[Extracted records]
★ ★ ★ ★ ★ ★ ★

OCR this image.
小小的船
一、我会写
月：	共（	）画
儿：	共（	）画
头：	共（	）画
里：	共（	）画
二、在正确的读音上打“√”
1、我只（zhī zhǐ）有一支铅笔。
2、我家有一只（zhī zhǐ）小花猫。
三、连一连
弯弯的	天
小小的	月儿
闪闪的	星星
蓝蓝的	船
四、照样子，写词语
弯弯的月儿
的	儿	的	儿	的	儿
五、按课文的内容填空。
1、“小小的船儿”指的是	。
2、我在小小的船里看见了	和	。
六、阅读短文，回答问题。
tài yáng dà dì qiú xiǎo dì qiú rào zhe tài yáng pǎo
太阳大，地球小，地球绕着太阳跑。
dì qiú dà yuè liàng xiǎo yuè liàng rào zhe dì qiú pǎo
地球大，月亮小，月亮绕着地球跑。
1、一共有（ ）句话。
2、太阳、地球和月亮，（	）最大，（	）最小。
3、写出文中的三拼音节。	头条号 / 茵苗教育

★ ★ ★ ★ ★ ★ ★

= Requirement =
Repeat every line of the data, exactly and in full.

= Output below =
OCR this image.
小小的船
一、我会写
月：	共（	）画
儿：	共（	）画
头：	共（	）画
里：	共（	）画
二、在正确的读音上打“√”
1、我只（zhī zhǐ）有一支铅笔。
2、我家有一只（zhī zhǐ）小花猫。
三、连一连
弯弯的	天
小小的	月儿
闪闪的	星星
蓝蓝的	船
四、照样子，写词语
弯弯的月儿
的	儿	的	儿	的	儿
五、按课文的内容填空。
1、“小小的船儿”指的是	。
2、我在小小的船里看见了	和	。
六、阅读短文，回答问题。
tài yáng dà dì qiú xiǎo dì qiú rào zhe tài yáng pǎo
太阳大，地球小，地球绕着太阳跑。
dì qiú dà yuè liàng xiǎo yuè liàng rào zhe dì qiú pǎo
地球大，月亮小，月亮绕着地球跑。
1、一共有（ ）句话。
2、太阳、地球和月亮，（	）最大，（	）最小。
3、写出文中的三拼音节。	头条号 / 茵苗教育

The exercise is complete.